--- start ---
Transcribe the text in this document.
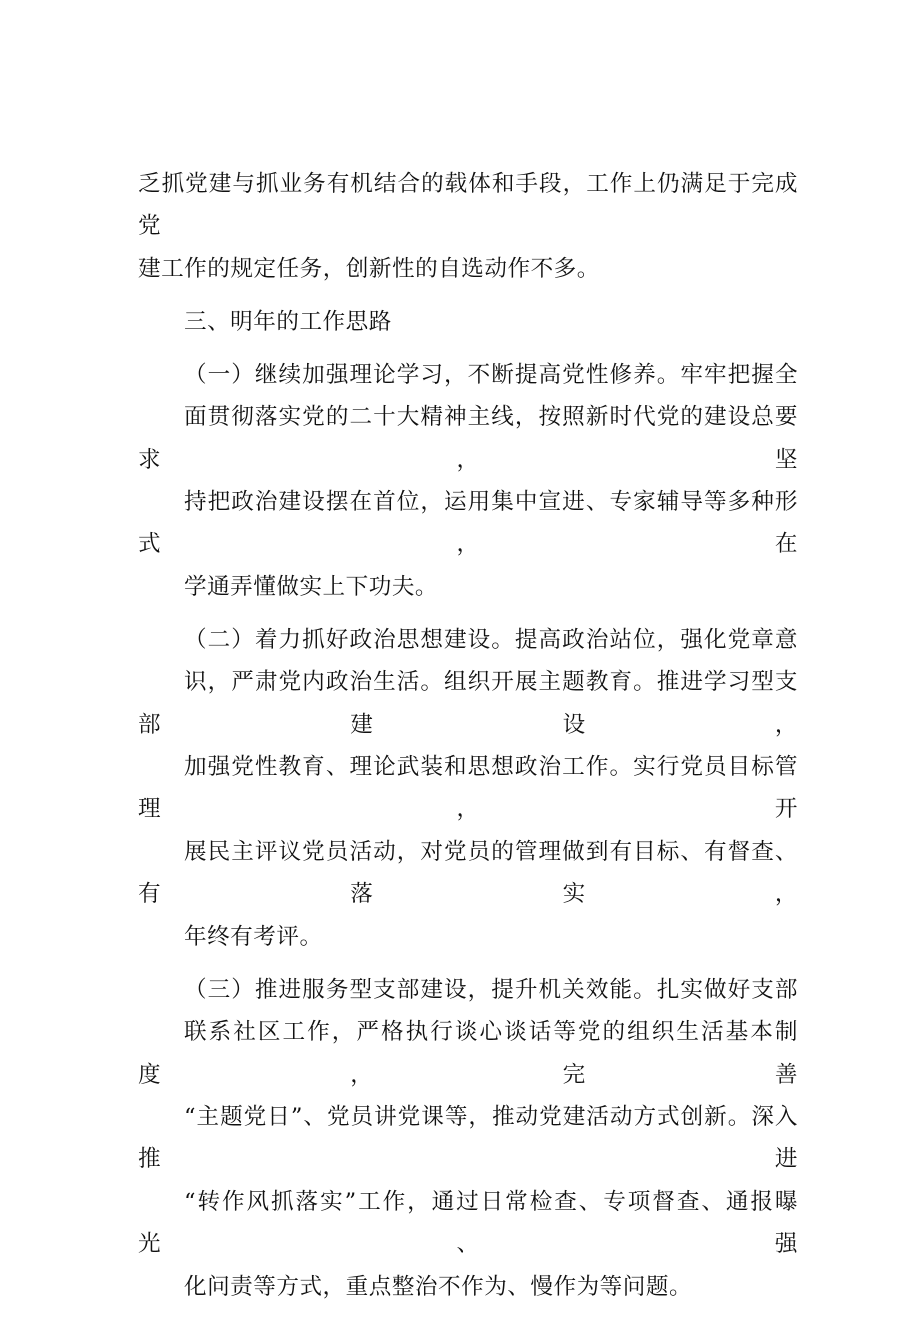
乏抓党建与抓业务有机结合的载体和手段，工作上仍满足于完成党
建工作的规定任务，创新性的自选动作不多。
三、明年的工作思路
（一）继续加强理论学习，不断提高党性修养。牢牢把握全
面贯彻落实党的二十大精神主线，按照新时代党的建设总要求，坚
持把政治建设摆在首位，运用集中宣进、专家辅导等多种形式，在
学通弄懂做实上下功夫。
（二）着力抓好政治思想建设。提高政治站位，强化党章意
识，严肃党内政治生活。组织开展主题教育。推进学习型支部建设，
加强党性教育、理论武装和思想政治工作。实行党员目标管理，开
展民主评议党员活动，对党员的管理做到有目标、有督查、有落实，
年终有考评。
（三）推进服务型支部建设，提升机关效能。扎实做好支部
联系社区工作，严格执行谈心谈话等党的组织生活基本制度，完善
“主题党日”、党员讲党课等，推动党建活动方式创新。深入推进
“转作风抓落实”工作，通过日常检查、专项督查、通报曝光、强
化问责等方式，重点整治不作为、慢作为等问题。
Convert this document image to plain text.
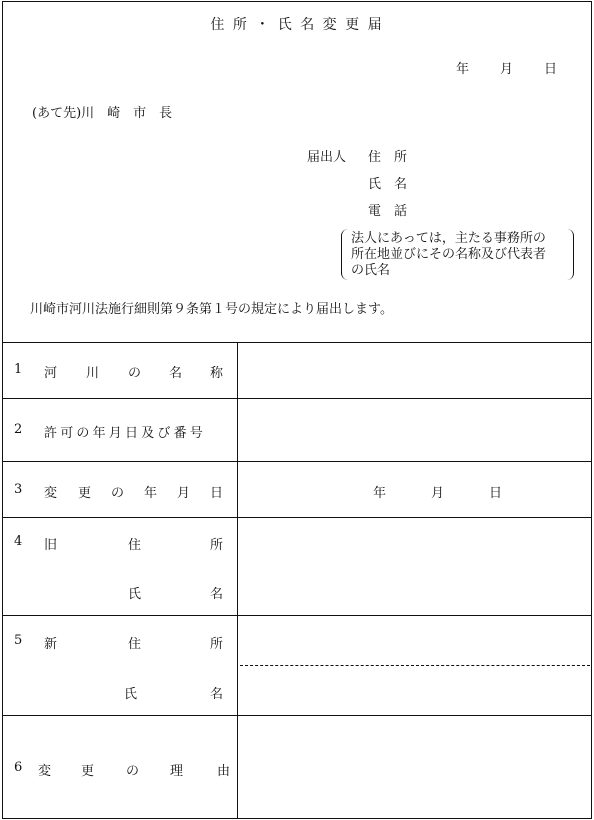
住 所 ・ 氏 名 変 更 届
年 月 日
(あて先)川　崎　市　長
届出人 住　所
氏　名
電　話
法人にあっては，主たる事務所の
所在地並びにその名称及び代表者
の氏名
川崎市河川法施行細則第９条第１号の規定により届出します。
1 河 川 の 名 称
2 許可の年月日及び番号
3 変 更 の 年 月 日	年	月	日
4 旧	住	所
氏	名
5 新	住	所
氏	名
6 変 更 の 理	由
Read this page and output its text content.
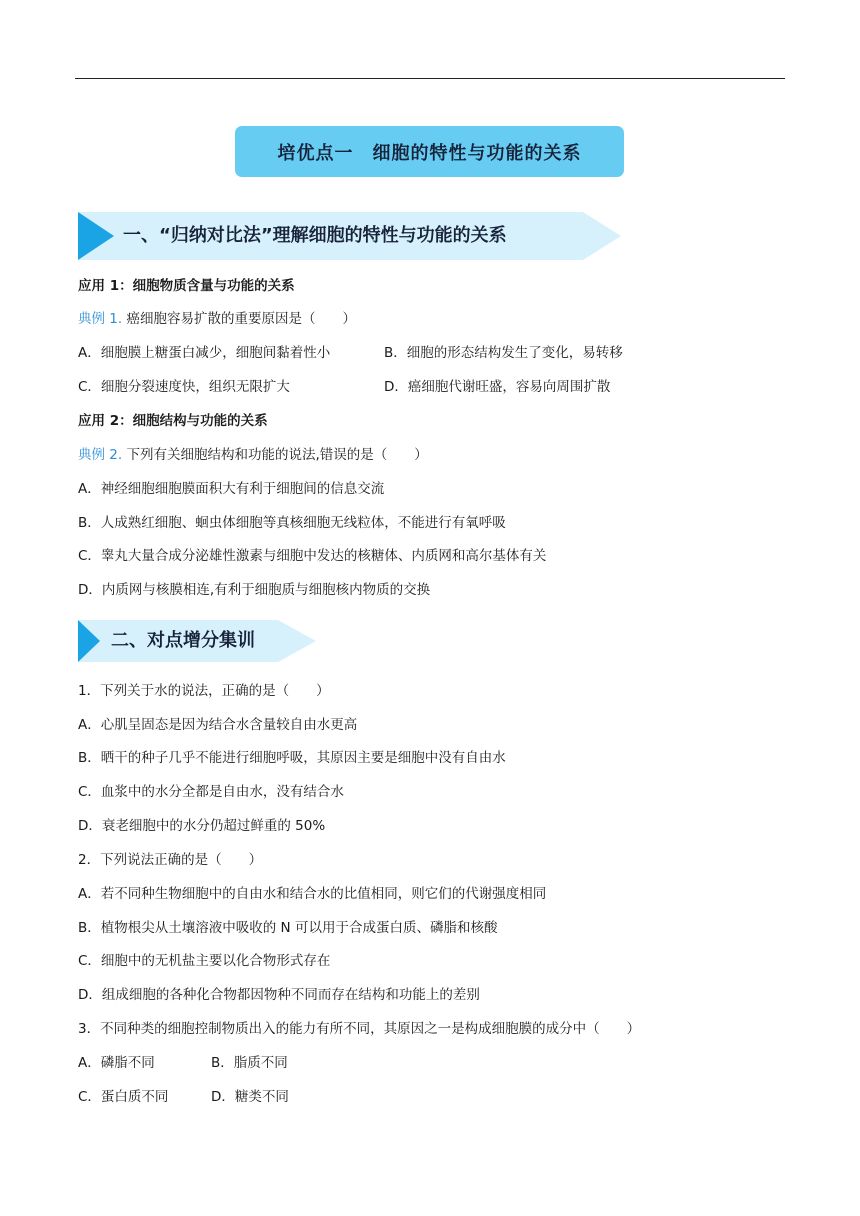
培优点一　细胞的特性与功能的关系
一、“归纳对比法”理解细胞的特性与功能的关系
应用 1：细胞物质含量与功能的关系
典例 1. 癌细胞容易扩散的重要原因是（　　）
A．细胞膜上糖蛋白减少，细胞间黏着性小	B．细胞的形态结构发生了变化，易转移
C．细胞分裂速度快，组织无限扩大	D．癌细胞代谢旺盛，容易向周围扩散
应用 2：细胞结构与功能的关系
典例 2. 下列有关细胞结构和功能的说法,错误的是（　　）
A．神经细胞细胞膜面积大有利于细胞间的信息交流
B．人成熟红细胞、蛔虫体细胞等真核细胞无线粒体，不能进行有氧呼吸
C．睾丸大量合成分泌雄性激素与细胞中发达的核糖体、内质网和高尔基体有关
D．内质网与核膜相连,有利于细胞质与细胞核内物质的交换
二、对点增分集训
1．下列关于水的说法，正确的是（　　）
A．心肌呈固态是因为结合水含量较自由水更高
B．晒干的种子几乎不能进行细胞呼吸，其原因主要是细胞中没有自由水
C．血浆中的水分全都是自由水，没有结合水
D．衰老细胞中的水分仍超过鲜重的 50%
2．下列说法正确的是（　　）
A．若不同种生物细胞中的自由水和结合水的比值相同，则它们的代谢强度相同
B．植物根尖从土壤溶液中吸收的 N 可以用于合成蛋白质、磷脂和核酸
C．细胞中的无机盐主要以化合物形式存在
D．组成细胞的各种化合物都因物种不同而存在结构和功能上的差别
3．不同种类的细胞控制物质出入的能力有所不同，其原因之一是构成细胞膜的成分中（　　）
A．磷脂不同	B．脂质不同
C．蛋白质不同	D．糖类不同
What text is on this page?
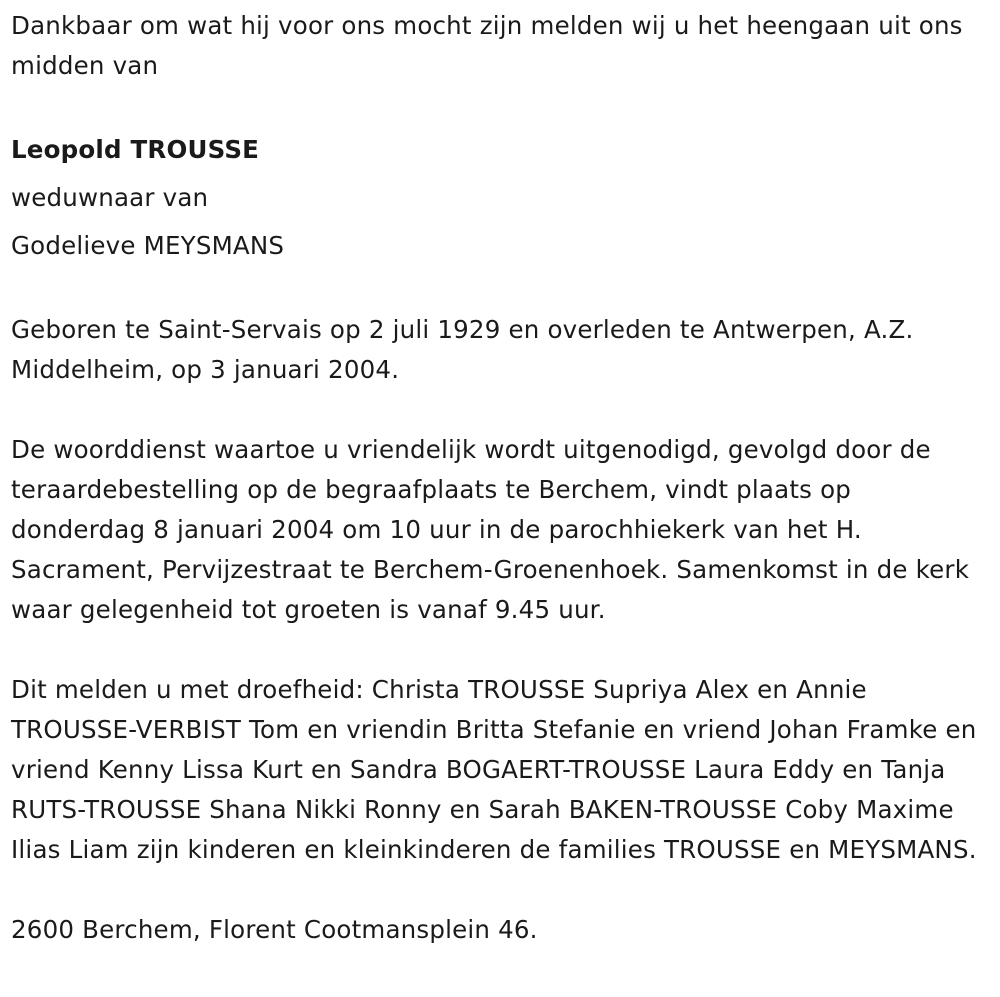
Dankbaar om wat hij voor ons mocht zijn melden wij u het heengaan uit ons midden van

Leopold TROUSSE

weduwnaar van

Godelieve MEYSMANS

Geboren te Saint-Servais op 2 juli 1929 en overleden te Antwerpen, A.Z. Middelheim, op 3 januari 2004.

De woorddienst waartoe u vriendelijk wordt uitgenodigd, gevolgd door de teraardebestelling op de begraafplaats te Berchem, vindt plaats op donderdag 8 januari 2004 om 10 uur in de parochhiekerk van het H. Sacrament, Pervijzestraat te Berchem-Groenenhoek. Samenkomst in de kerk waar gelegenheid tot groeten is vanaf 9.45 uur.

Dit melden u met droefheid: Christa TROUSSE Supriya Alex en Annie TROUSSE-VERBIST Tom en vriendin Britta Stefanie en vriend Johan Framke en vriend Kenny Lissa Kurt en Sandra BOGAERT-TROUSSE Laura Eddy en Tanja RUTS-TROUSSE Shana Nikki Ronny en Sarah BAKEN-TROUSSE Coby Maxime Ilias Liam zijn kinderen en kleinkinderen de families TROUSSE en MEYSMANS.

2600 Berchem, Florent Cootmansplein 46.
--- end ---
WRITTEN PROBLEM:
Generate a word-for-word copy of the preceding records, excluding all pictures.

EXPECTED ANSWER:
Transcribe the text in this document.
乏抓党建与抓业务有机结合的载体和手段，工作上仍满足于完成党
建工作的规定任务，创新性的自选动作不多。
三、明年的工作思路
（一）继续加强理论学习，不断提高党性修养。牢牢把握全
面贯彻落实党的二十大精神主线，按照新时代党的建设总要求，坚
持把政治建设摆在首位，运用集中宣进、专家辅导等多种形式，在
学通弄懂做实上下功夫。
（二）着力抓好政治思想建设。提高政治站位，强化党章意
识，严肃党内政治生活。组织开展主题教育。推进学习型支部建设，
加强党性教育、理论武装和思想政治工作。实行党员目标管理，开
展民主评议党员活动，对党员的管理做到有目标、有督查、有落实，
年终有考评。
（三）推进服务型支部建设，提升机关效能。扎实做好支部
联系社区工作，严格执行谈心谈话等党的组织生活基本制度，完善
“主题党日”、党员讲党课等，推动党建活动方式创新。深入推进
“转作风抓落实”工作，通过日常检查、专项督查、通报曝光、强
化问责等方式，重点整治不作为、慢作为等问题。
Convert this document image to plain text.
住 所 ・ 氏 名 変 更 届
年 月 日
(あて先)川　崎　市　長
届出人 住　所
氏　名
電　話
法人にあっては，主たる事務所の
所在地並びにその名称及び代表者
の氏名
川崎市河川法施行細則第９条第１号の規定により届出します。
1 河 川 の 名 称
2 許可の年月日及び番号
3 変 更 の 年 月 日	年	月	日
4 旧	住	所
氏	名
5 新	住	所
氏	名
6 変 更 の 理	由
Read this page and output its text content.
培优点一　细胞的特性与功能的关系
一、“归纳对比法”理解细胞的特性与功能的关系
应用 1：细胞物质含量与功能的关系
典例 1. 癌细胞容易扩散的重要原因是（　　）
A．细胞膜上糖蛋白减少，细胞间黏着性小	B．细胞的形态结构发生了变化，易转移
C．细胞分裂速度快，组织无限扩大	D．癌细胞代谢旺盛，容易向周围扩散
应用 2：细胞结构与功能的关系
典例 2. 下列有关细胞结构和功能的说法,错误的是（　　）
A．神经细胞细胞膜面积大有利于细胞间的信息交流
B．人成熟红细胞、蛔虫体细胞等真核细胞无线粒体，不能进行有氧呼吸
C．睾丸大量合成分泌雄性激素与细胞中发达的核糖体、内质网和高尔基体有关
D．内质网与核膜相连,有利于细胞质与细胞核内物质的交换
二、对点增分集训
1．下列关于水的说法，正确的是（　　）
A．心肌呈固态是因为结合水含量较自由水更高
B．晒干的种子几乎不能进行细胞呼吸，其原因主要是细胞中没有自由水
C．血浆中的水分全都是自由水，没有结合水
D．衰老细胞中的水分仍超过鲜重的 50%
2．下列说法正确的是（　　）
A．若不同种生物细胞中的自由水和结合水的比值相同，则它们的代谢强度相同
B．植物根尖从土壤溶液中吸收的 N 可以用于合成蛋白质、磷脂和核酸
C．细胞中的无机盐主要以化合物形式存在
D．组成细胞的各种化合物都因物种不同而存在结构和功能上的差别
3．不同种类的细胞控制物质出入的能力有所不同，其原因之一是构成细胞膜的成分中（　　）
A．磷脂不同	B．脂质不同
C．蛋白质不同	D．糖类不同
What text is on this page?
Dankbaar om wat hij voor ons mocht zijn melden wij u het heengaan uit ons midden van

Leopold TROUSSE

weduwnaar van

Godelieve MEYSMANS

Geboren te Saint-Servais op 2 juli 1929 en overleden te Antwerpen, A.Z. Middelheim, op 3 januari 2004.

De woorddienst waartoe u vriendelijk wordt uitgenodigd, gevolgd door de teraardebestelling op de begraafplaats te Berchem, vindt plaats op donderdag 8 januari 2004 om 10 uur in de parochhiekerk van het H. Sacrament, Pervijzestraat te Berchem-Groenenhoek. Samenkomst in de kerk waar gelegenheid tot groeten is vanaf 9.45 uur.

Dit melden u met droefheid: Christa TROUSSE Supriya Alex en Annie TROUSSE-VERBIST Tom en vriendin Britta Stefanie en vriend Johan Framke en vriend Kenny Lissa Kurt en Sandra BOGAERT-TROUSSE Laura Eddy en Tanja RUTS-TROUSSE Shana Nikki Ronny en Sarah BAKEN-TROUSSE Coby Maxime Ilias Liam zijn kinderen en kleinkinderen de families TROUSSE en MEYSMANS.

2600 Berchem, Florent Cootmansplein 46.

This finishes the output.